### Problem to work on
Identify the lines that contain the string "title" and copy all of them.

━━━━━ Exercise inputs

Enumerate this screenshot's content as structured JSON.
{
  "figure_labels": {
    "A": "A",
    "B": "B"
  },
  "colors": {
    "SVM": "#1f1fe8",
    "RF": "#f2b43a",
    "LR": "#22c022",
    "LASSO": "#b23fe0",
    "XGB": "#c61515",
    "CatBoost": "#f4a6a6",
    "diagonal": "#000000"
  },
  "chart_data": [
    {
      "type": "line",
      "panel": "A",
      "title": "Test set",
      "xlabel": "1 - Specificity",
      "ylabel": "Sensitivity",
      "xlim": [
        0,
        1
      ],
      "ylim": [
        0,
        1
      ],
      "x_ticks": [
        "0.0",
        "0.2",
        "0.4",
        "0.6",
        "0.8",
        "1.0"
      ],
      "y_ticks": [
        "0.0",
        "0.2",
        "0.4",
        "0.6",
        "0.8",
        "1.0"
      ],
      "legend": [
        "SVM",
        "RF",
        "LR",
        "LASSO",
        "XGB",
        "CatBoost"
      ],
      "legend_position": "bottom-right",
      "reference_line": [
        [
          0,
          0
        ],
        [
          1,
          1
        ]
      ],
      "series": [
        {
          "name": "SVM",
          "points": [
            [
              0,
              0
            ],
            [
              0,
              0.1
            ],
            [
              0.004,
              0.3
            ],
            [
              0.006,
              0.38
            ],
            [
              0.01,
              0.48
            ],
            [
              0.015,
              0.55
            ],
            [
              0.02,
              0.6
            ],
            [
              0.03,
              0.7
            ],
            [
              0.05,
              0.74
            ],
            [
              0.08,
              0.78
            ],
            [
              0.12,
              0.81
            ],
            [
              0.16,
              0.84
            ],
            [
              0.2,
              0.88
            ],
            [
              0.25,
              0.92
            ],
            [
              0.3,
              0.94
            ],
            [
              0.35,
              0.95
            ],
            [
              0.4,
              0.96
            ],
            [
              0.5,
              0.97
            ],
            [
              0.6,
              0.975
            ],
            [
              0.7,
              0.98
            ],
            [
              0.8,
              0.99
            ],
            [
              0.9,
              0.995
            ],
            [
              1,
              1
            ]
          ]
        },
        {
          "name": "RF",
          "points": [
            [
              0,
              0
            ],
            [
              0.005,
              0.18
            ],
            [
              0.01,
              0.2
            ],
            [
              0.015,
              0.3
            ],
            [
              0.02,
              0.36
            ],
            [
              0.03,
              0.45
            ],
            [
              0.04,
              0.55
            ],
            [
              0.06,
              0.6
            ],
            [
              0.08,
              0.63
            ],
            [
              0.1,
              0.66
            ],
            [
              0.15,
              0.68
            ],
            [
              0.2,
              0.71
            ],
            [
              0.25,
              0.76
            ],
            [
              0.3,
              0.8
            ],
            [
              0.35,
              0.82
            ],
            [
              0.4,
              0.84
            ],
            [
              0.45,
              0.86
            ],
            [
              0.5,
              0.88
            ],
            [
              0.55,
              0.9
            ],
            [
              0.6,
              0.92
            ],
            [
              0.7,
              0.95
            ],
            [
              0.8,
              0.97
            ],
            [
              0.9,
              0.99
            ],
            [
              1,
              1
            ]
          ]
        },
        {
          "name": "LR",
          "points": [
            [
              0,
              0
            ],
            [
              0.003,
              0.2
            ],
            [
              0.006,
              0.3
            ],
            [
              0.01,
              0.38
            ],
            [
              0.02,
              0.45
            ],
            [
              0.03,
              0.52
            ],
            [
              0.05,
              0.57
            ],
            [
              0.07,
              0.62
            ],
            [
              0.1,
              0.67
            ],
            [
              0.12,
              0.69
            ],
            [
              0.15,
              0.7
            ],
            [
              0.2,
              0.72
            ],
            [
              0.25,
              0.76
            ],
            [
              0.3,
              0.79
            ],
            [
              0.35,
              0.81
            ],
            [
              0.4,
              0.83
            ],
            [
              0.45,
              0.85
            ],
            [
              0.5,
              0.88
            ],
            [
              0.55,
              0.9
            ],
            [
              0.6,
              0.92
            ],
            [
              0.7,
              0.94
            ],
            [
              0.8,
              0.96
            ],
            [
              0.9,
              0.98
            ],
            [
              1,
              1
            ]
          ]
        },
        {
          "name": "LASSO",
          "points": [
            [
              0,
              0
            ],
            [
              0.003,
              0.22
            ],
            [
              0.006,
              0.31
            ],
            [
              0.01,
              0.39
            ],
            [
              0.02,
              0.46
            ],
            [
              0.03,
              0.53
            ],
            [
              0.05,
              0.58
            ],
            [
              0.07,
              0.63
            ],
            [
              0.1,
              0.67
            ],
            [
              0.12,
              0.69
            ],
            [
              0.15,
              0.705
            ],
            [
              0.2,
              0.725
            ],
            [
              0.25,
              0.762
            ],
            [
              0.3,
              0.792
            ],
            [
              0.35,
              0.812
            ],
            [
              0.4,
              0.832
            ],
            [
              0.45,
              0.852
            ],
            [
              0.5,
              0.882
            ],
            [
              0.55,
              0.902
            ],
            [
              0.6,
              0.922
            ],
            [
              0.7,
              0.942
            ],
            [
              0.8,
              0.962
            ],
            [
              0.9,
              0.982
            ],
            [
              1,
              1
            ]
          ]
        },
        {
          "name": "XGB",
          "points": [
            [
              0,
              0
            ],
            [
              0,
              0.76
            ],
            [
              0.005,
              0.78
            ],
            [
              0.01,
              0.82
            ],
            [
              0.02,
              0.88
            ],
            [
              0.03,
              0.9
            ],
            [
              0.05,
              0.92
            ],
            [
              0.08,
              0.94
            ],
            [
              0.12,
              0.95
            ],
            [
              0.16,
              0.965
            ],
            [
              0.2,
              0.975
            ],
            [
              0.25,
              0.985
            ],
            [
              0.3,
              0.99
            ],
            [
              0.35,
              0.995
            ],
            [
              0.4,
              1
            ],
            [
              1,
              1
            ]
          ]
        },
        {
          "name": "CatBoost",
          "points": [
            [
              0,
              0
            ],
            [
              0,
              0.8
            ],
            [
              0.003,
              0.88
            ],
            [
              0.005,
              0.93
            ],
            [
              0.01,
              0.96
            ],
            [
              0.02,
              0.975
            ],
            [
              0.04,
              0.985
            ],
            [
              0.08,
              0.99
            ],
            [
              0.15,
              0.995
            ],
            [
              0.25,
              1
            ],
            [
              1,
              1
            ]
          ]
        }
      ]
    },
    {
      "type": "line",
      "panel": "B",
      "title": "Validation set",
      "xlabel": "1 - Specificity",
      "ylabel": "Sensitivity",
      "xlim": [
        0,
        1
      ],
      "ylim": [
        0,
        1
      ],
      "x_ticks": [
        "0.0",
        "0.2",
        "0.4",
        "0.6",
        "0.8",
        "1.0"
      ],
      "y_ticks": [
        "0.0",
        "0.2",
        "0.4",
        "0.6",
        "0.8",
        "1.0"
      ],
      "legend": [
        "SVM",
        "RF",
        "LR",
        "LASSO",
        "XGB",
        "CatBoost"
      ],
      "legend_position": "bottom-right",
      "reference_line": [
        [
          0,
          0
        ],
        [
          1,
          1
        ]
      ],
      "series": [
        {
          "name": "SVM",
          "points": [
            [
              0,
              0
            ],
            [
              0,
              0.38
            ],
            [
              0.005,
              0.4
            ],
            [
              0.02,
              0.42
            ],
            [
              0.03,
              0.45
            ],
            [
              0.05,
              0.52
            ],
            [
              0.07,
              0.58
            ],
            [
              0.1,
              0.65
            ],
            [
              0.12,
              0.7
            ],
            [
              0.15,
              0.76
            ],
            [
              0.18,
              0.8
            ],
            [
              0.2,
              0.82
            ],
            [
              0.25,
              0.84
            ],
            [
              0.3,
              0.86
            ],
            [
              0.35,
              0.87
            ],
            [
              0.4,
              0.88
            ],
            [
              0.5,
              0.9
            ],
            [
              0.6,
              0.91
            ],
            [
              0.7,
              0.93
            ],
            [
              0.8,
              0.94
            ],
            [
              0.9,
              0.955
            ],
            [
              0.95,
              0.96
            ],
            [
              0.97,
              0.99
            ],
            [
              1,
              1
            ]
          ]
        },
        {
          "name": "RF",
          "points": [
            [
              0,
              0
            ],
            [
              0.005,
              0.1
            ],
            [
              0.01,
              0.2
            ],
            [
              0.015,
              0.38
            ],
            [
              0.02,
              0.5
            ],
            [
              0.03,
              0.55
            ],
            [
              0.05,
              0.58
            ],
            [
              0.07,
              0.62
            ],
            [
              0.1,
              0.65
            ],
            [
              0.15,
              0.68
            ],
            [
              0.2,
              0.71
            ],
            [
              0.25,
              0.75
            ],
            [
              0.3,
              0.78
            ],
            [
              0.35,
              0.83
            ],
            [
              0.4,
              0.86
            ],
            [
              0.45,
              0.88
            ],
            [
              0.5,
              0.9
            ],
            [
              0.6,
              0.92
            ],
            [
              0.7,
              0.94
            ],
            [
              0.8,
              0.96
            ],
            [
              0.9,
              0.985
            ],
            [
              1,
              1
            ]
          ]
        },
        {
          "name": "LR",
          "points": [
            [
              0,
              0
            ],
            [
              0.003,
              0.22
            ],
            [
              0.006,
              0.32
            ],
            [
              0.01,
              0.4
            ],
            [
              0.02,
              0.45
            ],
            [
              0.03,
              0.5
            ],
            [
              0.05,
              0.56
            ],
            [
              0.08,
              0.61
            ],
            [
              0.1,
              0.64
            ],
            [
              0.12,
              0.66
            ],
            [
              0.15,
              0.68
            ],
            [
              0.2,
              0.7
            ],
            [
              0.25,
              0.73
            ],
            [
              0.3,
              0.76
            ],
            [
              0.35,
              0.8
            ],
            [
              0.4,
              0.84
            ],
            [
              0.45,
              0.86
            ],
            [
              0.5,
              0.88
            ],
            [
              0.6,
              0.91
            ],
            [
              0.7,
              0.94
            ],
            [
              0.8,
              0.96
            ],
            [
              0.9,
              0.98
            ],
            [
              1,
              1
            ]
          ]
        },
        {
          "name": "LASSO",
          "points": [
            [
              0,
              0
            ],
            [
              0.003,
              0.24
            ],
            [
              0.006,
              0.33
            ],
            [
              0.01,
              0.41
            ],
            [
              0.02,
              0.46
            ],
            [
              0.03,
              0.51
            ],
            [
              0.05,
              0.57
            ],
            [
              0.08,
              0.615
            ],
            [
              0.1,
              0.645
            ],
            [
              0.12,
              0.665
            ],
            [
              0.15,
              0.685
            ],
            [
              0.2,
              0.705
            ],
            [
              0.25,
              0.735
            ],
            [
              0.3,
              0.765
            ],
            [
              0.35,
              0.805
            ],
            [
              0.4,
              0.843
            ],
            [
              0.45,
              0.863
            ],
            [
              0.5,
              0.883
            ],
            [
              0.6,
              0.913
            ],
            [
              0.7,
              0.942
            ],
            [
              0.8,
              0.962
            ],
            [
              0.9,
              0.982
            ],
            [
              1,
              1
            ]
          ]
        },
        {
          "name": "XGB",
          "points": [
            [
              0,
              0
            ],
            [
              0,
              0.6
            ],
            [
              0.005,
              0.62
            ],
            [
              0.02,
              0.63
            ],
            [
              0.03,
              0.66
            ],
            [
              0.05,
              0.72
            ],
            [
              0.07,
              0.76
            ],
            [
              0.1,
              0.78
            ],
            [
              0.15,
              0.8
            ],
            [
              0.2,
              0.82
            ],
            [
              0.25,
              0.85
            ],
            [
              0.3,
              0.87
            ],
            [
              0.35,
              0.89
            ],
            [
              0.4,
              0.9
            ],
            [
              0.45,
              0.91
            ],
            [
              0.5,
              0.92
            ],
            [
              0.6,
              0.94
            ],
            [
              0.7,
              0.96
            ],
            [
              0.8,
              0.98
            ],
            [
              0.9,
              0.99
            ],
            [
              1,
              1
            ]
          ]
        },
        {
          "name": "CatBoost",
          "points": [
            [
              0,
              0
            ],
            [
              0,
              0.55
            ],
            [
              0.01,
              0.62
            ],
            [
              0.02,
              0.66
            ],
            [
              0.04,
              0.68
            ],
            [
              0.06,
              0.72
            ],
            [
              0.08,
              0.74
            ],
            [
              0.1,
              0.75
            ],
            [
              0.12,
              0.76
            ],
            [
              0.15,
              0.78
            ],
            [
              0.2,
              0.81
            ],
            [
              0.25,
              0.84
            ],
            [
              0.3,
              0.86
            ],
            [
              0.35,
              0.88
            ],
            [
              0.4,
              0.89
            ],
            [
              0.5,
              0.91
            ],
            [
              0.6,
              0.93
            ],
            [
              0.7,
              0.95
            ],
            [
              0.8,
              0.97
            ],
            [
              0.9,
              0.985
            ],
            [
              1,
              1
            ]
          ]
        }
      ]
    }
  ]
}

━━━━━━━━━━

### Full response
      "title": "Test set",
      "title": "Validation set",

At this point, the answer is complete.